PASSAGE |
--

A Parity (P) operation on a system of interacting particles means to replace that system with its mirror image. It is a spatial inversion operation that has the effect of changing left-handed particles to right-handed ones and vice versa. P violation occurs when the rate for a particle interaction is different for the mirror image of that interaction. Electromagnetic and strong nuclear forces have the same strength for left-handed and right-handed particles. So parity is a good symmetry for these interactions and is said to be conserved by them. But the weak nuclear force is asymmetric for right-handed and left-handed particles and thus violates parity. This was first observed in charged current (exchange of W+ or W- particles) interactions in 1956, by Madame Wu and collaborators studying the radioactive decay of 60Co (isotope 60 of Cobalt). Parity violation in neutral current (exchange of Z0 particles) interactions was first observed at SLAC in 1978, by Charles Prescott and collaborators studying the scattering of electrons from protons in a liquid hydrogen target.
Parity is one of three important discrete operations in particle physics. The other two are Charge (C) and Time (T). A C operation changes particles to anti-particles in a system of interacting particles, while a T operation reverses the direction of time in that system. Combinations of these operations, such as CP and CPT, are also very important. Tests of whether particle interactions are symmetric (ie. have the same strength) for a process and its image process under a C, P, T, CP, or CPT operation elucidate the underlying physics. Symmetry conservation and non-conservation (violation) can have dramatic effects for both particle physics and cosmology. The combined symmetry CPT is believed to be conserved for all particle interactions. Consequences of CPT symmetry are that a particle and its anti-particle should have the same mass and lifetime. No violations of CPT have yet been observed. CP violation, however, has been observed as discussed below. CP violation is especially intriguing, since it is believed to be a necessary ingredient to explain the preponderance of matter over antimatter in the universe -- ie. to explain why we exist at all!

--

WORK TO COMPLETE |
Can you extend the passage on parity and symmetry violation in particle physics, picking up after its final sentence?

EXTRACTED ENTRIES |

--

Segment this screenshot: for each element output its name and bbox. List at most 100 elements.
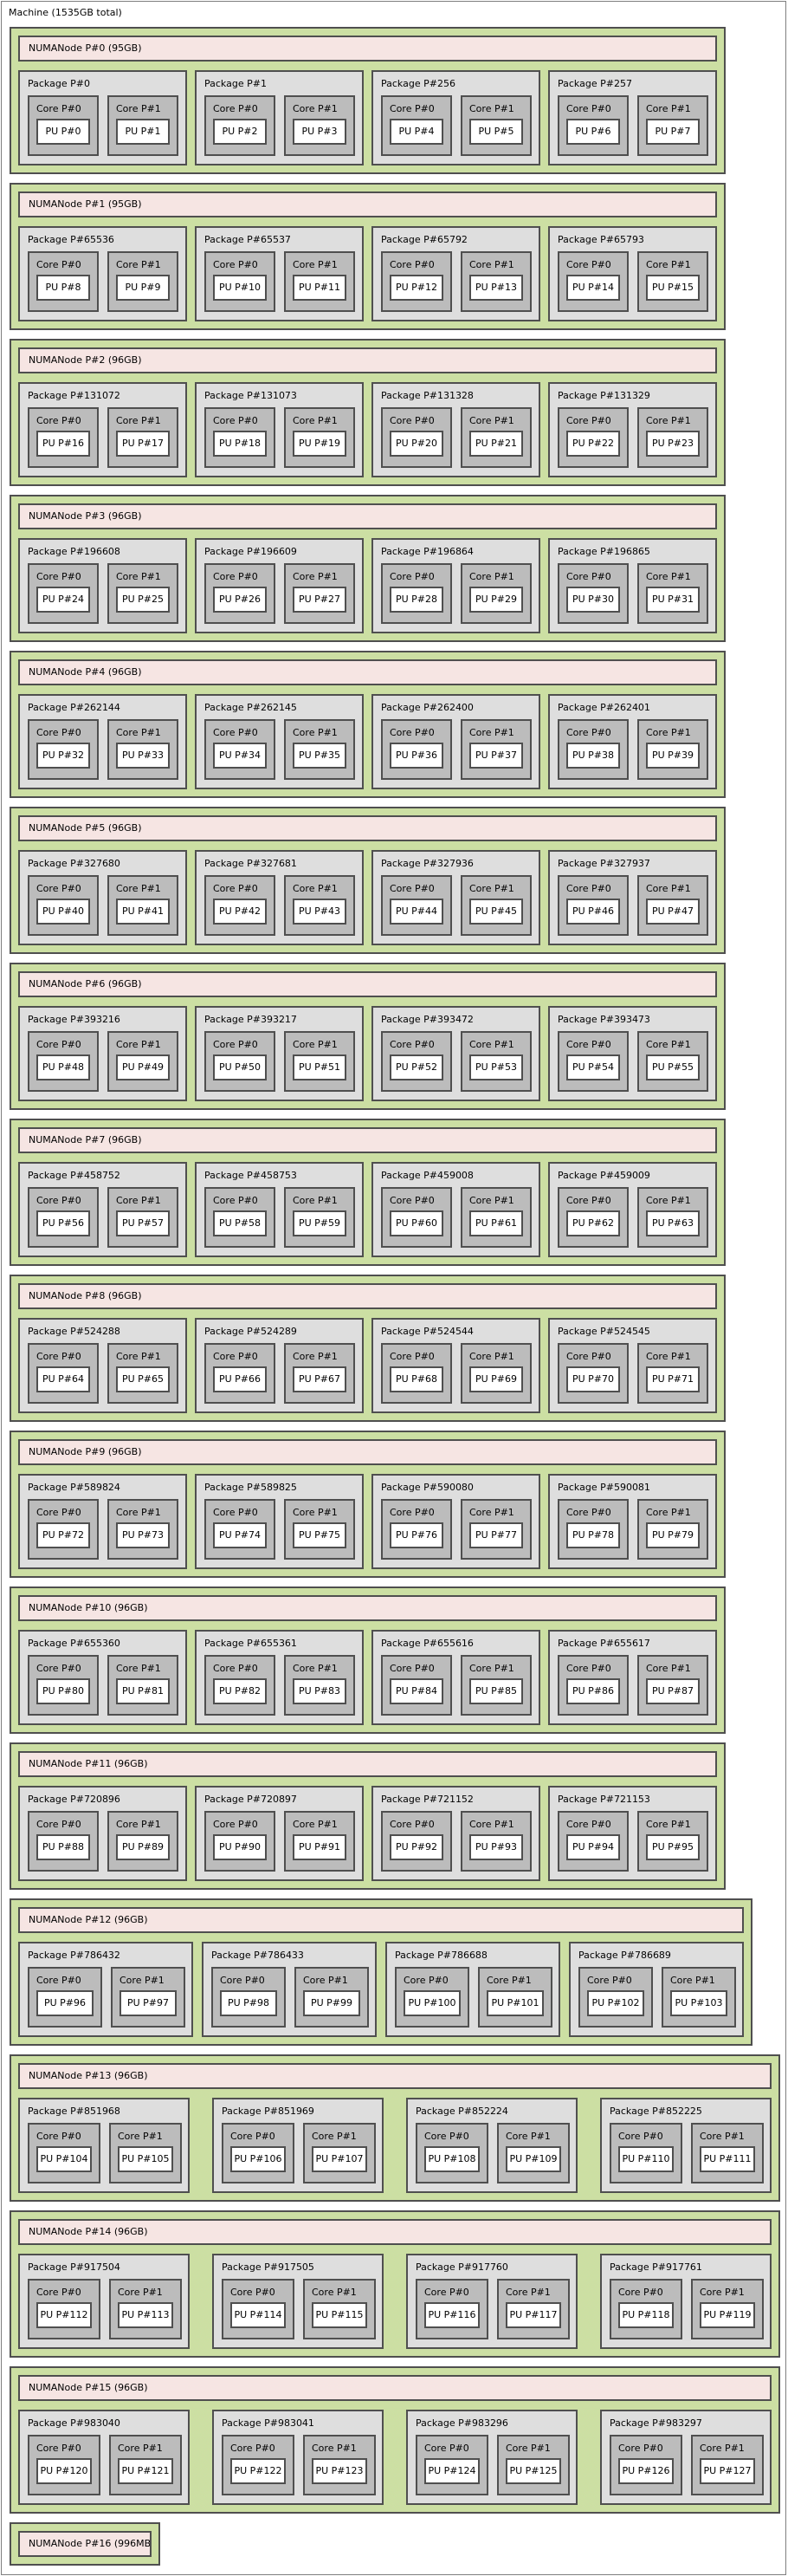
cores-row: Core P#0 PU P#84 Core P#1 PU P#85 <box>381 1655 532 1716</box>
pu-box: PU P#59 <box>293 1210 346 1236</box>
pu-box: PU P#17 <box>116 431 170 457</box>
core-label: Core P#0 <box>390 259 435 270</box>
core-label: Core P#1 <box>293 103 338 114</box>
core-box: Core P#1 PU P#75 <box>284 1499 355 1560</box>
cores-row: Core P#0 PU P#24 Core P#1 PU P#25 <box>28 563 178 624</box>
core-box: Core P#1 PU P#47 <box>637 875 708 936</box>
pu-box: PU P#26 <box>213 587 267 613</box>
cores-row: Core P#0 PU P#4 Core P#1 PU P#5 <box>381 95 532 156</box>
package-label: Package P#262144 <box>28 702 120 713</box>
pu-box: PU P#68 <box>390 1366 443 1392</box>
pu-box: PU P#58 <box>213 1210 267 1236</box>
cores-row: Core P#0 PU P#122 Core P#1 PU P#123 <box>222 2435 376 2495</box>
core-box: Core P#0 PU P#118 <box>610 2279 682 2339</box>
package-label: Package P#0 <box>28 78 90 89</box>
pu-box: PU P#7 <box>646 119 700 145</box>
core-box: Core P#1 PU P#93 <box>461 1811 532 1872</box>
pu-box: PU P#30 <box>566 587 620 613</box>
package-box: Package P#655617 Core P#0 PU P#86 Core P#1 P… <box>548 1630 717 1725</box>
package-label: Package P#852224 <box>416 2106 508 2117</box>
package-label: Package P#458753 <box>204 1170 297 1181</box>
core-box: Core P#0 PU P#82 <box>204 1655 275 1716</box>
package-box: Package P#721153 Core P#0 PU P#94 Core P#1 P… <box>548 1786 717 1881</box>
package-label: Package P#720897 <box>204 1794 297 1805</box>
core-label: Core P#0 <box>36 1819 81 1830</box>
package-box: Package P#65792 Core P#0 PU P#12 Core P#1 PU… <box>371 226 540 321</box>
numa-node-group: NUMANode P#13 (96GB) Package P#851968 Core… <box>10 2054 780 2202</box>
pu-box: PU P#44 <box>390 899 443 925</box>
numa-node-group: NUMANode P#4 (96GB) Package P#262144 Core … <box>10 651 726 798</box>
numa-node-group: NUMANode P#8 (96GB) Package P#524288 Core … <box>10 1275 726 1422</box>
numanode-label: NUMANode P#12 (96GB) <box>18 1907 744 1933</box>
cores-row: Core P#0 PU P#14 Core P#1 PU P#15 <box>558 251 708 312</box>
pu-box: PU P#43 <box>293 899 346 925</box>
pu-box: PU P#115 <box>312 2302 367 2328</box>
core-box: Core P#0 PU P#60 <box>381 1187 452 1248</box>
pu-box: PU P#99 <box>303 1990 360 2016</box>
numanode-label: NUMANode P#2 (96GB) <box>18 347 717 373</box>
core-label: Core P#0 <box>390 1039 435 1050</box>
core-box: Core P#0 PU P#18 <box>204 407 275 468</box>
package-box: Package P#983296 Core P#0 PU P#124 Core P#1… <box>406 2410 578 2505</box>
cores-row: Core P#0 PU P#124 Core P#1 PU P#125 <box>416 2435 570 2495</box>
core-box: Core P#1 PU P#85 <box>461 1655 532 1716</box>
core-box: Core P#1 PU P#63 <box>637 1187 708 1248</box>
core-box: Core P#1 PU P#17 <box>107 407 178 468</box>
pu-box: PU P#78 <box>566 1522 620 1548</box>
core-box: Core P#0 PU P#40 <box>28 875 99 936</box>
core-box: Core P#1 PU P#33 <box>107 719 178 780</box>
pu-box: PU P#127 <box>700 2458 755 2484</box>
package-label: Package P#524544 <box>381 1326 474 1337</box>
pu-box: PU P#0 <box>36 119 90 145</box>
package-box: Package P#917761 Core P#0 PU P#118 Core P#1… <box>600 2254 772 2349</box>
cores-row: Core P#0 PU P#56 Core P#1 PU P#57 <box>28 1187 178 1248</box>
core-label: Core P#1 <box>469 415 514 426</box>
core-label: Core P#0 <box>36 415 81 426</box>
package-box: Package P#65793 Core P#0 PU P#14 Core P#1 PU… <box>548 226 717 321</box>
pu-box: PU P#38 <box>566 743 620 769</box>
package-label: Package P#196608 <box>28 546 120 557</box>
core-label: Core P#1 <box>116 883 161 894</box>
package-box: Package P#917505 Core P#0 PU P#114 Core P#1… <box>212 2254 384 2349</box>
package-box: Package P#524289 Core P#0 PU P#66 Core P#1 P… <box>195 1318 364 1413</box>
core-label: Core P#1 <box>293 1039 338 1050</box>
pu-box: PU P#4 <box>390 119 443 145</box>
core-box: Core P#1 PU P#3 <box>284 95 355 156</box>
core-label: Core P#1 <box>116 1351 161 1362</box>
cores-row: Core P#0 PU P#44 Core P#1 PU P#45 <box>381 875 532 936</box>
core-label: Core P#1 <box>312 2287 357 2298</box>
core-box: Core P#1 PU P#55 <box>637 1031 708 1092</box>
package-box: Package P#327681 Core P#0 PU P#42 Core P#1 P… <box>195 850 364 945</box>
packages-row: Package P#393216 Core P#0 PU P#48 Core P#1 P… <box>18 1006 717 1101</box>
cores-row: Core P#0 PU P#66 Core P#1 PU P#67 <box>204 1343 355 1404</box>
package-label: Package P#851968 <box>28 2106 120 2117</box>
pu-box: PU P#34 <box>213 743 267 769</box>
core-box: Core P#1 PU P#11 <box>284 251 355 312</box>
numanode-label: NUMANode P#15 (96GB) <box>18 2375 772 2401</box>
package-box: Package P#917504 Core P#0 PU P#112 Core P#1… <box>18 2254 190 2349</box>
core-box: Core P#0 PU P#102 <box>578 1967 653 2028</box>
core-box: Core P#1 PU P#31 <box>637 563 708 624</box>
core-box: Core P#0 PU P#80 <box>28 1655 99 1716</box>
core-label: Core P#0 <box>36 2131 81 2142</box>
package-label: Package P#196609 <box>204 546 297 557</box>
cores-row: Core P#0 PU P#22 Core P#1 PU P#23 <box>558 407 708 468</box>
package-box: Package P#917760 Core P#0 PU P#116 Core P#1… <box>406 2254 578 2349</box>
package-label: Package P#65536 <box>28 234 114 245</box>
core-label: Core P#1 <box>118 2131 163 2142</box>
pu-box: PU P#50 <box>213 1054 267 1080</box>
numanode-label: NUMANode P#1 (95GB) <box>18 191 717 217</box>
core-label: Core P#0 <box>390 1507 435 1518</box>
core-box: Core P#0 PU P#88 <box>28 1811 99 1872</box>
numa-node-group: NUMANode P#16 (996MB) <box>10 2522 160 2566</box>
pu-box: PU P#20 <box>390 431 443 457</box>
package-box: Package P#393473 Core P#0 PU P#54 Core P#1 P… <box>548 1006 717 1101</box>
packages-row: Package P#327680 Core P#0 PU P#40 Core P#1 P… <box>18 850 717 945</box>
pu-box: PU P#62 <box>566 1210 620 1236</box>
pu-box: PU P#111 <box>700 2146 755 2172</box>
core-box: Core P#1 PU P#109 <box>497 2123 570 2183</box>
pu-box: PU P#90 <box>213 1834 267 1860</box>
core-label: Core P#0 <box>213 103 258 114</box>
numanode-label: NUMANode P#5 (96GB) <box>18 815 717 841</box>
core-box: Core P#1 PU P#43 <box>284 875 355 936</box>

--

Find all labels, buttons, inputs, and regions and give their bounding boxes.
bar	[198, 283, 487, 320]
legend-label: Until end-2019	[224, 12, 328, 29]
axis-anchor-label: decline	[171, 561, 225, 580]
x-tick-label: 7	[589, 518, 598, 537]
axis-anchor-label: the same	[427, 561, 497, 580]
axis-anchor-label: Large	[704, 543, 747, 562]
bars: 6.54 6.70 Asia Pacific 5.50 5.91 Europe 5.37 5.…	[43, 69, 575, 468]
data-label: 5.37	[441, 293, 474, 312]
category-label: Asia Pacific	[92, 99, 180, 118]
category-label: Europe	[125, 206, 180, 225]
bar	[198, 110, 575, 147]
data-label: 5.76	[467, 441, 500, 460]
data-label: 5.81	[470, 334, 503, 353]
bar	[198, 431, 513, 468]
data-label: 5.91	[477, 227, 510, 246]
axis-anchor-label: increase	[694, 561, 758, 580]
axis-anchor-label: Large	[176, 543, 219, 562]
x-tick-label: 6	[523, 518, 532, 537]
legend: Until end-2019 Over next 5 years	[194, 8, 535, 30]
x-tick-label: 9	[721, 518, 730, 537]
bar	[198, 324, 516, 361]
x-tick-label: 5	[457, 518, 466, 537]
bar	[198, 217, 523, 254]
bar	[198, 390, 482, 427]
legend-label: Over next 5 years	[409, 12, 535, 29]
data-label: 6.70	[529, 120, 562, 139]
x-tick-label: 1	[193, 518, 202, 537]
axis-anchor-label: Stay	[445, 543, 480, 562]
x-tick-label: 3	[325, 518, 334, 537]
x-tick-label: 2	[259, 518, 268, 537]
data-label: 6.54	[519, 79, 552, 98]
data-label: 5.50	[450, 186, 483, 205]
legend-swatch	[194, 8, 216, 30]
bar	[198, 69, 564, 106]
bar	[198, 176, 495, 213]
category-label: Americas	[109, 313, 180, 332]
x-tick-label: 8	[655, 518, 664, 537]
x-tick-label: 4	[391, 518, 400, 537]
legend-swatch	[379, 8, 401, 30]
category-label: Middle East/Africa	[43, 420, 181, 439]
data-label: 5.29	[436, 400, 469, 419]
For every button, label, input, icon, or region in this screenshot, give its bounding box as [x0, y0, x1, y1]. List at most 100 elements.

--

REPLY |
Charge (C) Violation is also observed in weak interactions, but not in electromagnetic or strong interactions. C Violation occurs when the rate for a particle interaction is different if all the particles in the interaction are changed to anti-particles. C Violation was first demonstrated in 1957 by physicists at the University of Liverpool studying the decay of muons to electrons and anti-muons to positrons and then analyzing the polarization of the electrons and positrons. It was found that muons decayed to left-handed electrons but not to right-handed electrons, and that anti-muons decayed to right-handed positrons but not to left-handed positrons.
When C and P Violation were first observed in 1956 and 1957, it was expected that when C and P operations were combined together (the CP operation), symmetry would still be preserved. Otherwise, CP violation would necessarily imply T violation in order to conserve CPT. However, CP was observed to be violated at a small level in the weak interactions of kaons (particles that contain a down-type quark and a strange-type quark) in 1964 by James Cronin and Val Fitch and collaborators, for which they won the Nobel Prize in physics in 1980. Since then, CP violation has not been observed outside of the kaon system but it is expected to be observed soon in the weak interactions of particles involving bottom quarks. This is the main program for the BaBar experiment at SLAC.
Time (T) Violation has also recently been observed in the weak interactions of kaons by the CPLEAR experiment at CERN and the KTEV experiment at Fermilab. T Violation means that the rate for a particle interaction is different for the time-reversed process.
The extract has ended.